____ DATASET ENTRIES
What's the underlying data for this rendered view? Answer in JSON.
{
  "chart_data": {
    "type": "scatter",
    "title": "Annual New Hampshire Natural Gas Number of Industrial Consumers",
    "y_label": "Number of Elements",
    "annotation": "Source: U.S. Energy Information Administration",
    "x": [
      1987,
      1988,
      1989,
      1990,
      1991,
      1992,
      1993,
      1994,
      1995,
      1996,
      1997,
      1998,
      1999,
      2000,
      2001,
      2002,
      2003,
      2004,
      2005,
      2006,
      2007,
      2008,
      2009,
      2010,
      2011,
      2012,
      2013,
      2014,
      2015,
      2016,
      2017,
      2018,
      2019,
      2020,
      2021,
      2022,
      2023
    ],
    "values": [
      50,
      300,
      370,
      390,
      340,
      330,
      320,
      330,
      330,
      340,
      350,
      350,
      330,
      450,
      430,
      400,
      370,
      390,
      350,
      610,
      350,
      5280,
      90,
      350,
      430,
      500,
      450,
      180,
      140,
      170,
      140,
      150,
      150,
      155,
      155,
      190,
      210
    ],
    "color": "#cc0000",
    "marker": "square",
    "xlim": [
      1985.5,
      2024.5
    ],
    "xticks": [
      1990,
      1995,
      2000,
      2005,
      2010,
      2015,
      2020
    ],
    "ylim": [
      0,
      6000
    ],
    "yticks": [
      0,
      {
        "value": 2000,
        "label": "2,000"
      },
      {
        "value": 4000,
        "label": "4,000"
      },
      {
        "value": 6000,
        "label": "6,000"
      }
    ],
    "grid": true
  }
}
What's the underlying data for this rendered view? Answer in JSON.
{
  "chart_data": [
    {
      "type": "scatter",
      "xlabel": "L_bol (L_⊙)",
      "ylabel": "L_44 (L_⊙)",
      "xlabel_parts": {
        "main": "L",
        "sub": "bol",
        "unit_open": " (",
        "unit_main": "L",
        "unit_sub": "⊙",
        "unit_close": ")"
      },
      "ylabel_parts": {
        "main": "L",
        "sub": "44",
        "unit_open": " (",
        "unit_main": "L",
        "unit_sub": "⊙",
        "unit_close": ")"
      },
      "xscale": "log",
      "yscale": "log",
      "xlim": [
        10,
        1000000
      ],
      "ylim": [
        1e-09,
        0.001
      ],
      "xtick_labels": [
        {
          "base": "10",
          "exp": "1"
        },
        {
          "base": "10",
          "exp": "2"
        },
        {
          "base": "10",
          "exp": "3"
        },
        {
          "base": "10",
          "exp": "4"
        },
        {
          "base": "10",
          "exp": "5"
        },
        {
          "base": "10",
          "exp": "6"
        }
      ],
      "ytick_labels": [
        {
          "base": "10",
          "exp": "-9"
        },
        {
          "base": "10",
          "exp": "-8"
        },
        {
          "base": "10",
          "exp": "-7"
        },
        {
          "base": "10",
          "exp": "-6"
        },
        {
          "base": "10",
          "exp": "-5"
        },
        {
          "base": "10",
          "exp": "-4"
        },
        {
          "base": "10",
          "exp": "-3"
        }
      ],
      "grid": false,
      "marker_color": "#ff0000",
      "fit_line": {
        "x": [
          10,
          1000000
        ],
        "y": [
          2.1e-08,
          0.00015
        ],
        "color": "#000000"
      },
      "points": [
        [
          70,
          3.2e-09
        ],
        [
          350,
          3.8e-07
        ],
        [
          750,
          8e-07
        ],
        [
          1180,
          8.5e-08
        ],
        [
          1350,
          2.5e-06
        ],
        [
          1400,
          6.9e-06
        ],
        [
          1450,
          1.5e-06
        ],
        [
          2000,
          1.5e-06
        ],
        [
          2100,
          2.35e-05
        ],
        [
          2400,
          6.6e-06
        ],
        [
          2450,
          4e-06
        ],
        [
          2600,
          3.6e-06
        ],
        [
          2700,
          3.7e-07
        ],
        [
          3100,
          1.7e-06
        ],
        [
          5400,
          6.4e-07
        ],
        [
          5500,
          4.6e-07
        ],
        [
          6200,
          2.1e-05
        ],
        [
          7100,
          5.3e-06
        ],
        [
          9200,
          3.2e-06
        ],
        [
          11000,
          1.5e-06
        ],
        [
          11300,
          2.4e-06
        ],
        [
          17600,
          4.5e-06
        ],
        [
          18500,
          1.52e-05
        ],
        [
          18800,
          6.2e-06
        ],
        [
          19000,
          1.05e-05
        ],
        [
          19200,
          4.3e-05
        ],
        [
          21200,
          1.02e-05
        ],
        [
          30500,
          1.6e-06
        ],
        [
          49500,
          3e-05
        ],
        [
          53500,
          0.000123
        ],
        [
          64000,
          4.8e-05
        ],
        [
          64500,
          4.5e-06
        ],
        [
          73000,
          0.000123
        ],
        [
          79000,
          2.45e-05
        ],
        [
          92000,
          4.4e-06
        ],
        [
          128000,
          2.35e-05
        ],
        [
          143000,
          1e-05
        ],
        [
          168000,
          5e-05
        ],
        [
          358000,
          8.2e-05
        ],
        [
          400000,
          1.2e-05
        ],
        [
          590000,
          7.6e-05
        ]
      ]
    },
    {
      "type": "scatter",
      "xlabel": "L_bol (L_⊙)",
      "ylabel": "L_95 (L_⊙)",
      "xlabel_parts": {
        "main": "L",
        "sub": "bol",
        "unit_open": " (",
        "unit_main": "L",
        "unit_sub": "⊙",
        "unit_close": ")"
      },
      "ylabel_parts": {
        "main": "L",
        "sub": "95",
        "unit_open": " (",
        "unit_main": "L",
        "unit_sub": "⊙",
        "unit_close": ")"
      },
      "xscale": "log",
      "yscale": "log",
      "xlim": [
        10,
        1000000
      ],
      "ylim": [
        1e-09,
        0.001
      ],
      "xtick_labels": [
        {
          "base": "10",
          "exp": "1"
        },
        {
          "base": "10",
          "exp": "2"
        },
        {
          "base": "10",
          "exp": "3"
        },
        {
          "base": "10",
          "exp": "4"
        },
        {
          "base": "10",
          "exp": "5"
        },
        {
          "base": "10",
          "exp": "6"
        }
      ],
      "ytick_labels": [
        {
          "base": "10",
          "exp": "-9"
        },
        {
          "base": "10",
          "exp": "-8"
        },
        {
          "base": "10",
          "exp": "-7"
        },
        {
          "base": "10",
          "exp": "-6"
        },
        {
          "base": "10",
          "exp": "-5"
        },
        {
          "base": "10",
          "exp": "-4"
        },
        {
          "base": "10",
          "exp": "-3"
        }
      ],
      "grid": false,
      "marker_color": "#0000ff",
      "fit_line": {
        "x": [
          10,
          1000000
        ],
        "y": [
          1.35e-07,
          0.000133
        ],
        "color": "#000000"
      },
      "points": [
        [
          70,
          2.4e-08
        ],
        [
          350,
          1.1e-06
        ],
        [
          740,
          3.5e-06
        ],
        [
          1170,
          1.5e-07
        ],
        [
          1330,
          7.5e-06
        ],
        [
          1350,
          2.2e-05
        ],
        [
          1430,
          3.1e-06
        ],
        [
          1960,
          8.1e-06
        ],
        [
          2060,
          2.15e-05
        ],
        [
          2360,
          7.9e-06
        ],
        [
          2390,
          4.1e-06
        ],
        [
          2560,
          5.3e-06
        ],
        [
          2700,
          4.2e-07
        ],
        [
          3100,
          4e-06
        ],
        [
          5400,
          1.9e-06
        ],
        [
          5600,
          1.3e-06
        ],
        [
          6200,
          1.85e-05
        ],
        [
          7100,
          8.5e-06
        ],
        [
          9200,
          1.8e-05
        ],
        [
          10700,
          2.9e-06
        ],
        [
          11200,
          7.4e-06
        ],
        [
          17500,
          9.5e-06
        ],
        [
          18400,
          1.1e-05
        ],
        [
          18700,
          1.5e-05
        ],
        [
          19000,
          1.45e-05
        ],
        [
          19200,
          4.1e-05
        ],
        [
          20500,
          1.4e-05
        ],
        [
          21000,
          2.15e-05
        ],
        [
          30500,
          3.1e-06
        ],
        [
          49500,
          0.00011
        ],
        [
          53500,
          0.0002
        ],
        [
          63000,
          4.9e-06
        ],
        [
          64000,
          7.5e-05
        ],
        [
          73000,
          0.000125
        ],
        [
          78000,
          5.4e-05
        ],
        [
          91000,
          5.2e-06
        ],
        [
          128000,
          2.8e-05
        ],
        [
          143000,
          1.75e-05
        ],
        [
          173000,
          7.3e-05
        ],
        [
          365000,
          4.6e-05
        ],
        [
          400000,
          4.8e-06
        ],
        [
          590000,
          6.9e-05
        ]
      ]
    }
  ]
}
________
#### STATED TASK
Using the listing, collect all lines in which the string "Number" is found.

#### COMPLETE OUTPUT
    "title": "Annual New Hampshire Natural Gas Number of Industrial Consumers",
    "y_label": "Number of Elements",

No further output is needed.